* Begin Exercise materials *
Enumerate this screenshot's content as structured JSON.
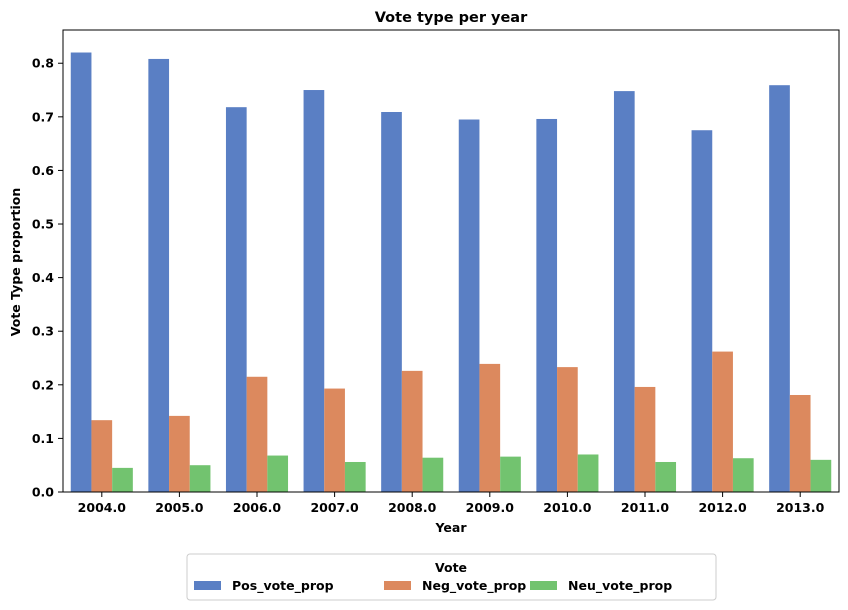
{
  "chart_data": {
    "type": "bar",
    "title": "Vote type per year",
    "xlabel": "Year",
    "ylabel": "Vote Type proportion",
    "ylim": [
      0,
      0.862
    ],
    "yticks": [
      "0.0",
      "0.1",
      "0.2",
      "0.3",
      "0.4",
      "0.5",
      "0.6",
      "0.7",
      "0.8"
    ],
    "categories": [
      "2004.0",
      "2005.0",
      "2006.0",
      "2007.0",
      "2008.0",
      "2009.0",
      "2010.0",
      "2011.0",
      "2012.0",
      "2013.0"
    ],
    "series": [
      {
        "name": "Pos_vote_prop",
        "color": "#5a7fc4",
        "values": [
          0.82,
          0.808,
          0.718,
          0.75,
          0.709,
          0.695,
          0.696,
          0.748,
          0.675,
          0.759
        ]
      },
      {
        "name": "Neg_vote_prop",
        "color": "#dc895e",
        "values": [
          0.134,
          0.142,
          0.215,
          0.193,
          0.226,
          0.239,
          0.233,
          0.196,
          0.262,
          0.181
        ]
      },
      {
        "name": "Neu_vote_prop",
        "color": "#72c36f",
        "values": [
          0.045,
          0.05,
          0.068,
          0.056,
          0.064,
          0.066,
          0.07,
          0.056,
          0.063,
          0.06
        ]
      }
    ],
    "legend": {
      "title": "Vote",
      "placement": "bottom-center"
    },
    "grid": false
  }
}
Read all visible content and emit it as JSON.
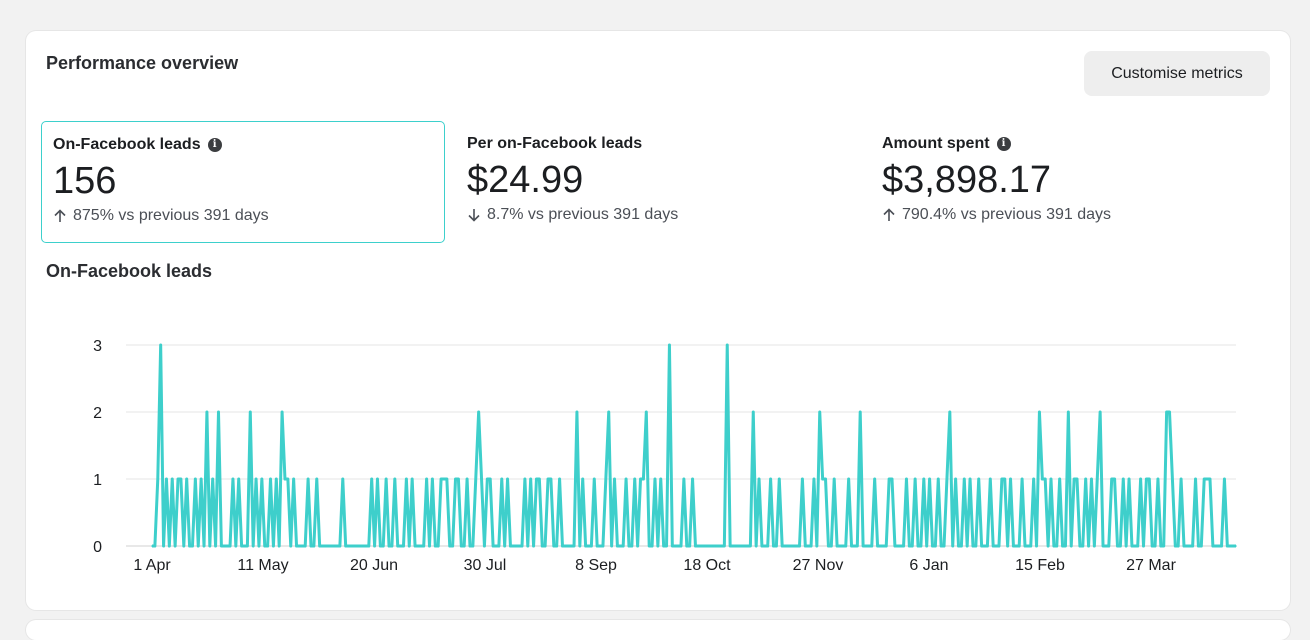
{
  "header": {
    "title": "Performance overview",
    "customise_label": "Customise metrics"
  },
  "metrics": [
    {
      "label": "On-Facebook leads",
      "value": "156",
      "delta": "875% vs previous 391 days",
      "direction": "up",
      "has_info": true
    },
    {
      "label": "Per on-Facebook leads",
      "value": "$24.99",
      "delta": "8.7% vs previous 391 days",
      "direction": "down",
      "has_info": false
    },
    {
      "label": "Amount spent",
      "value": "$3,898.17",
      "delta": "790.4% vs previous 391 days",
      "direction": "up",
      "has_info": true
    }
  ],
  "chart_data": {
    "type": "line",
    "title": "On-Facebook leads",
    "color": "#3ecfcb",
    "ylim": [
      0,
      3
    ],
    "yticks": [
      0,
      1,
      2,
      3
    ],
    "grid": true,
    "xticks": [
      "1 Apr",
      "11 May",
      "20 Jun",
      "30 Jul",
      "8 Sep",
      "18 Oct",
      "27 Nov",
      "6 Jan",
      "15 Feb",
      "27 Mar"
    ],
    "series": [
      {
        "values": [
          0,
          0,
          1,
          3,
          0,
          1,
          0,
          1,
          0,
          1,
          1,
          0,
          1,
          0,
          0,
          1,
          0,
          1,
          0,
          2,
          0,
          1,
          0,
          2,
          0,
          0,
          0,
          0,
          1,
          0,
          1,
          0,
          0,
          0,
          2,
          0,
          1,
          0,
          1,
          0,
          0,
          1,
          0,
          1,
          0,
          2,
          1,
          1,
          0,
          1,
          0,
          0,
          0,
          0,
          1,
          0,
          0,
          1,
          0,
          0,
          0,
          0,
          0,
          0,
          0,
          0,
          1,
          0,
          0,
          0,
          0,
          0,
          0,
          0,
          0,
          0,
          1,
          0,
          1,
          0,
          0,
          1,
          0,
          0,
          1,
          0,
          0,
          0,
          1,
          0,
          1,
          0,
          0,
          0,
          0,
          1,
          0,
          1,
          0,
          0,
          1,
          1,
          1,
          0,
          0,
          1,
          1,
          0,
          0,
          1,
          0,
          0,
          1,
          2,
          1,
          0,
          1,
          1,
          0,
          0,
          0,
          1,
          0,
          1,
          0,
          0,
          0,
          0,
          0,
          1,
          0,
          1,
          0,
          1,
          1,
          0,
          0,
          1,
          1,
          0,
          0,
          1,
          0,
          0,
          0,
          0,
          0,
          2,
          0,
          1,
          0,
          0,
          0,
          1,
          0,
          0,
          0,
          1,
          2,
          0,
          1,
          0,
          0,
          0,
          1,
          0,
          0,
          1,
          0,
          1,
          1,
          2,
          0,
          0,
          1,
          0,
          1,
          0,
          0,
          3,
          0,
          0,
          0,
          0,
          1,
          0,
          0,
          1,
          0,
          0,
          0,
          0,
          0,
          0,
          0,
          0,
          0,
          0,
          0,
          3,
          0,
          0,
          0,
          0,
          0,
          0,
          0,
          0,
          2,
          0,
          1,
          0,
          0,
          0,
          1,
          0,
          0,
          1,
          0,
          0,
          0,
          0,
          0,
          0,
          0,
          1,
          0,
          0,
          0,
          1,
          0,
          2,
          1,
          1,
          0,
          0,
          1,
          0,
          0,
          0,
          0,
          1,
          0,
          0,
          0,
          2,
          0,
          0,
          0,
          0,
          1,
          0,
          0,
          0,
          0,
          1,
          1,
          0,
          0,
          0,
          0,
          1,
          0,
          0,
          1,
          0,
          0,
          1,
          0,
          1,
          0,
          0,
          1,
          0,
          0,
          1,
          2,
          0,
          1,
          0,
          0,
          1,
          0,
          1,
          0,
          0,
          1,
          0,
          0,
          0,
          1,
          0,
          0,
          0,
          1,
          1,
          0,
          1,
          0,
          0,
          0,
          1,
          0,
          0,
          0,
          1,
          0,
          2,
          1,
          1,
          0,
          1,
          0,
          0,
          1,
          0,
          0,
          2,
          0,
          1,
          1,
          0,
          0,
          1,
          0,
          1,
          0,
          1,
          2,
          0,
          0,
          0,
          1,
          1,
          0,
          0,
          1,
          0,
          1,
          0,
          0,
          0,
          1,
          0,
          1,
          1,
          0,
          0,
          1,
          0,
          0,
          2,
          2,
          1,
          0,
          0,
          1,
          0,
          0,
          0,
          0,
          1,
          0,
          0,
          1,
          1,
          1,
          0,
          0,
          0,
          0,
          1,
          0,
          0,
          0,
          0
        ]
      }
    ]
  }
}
* End Exercise materials *
* [Exercise prompt]:
Lines that hold the word "delta" are the ones to return, every one of them.

* [Response]:
      "delta": "875% vs previous 391 days",
      "delta": "8.7% vs previous 391 days",
      "delta": "790.4% vs previous 391 days",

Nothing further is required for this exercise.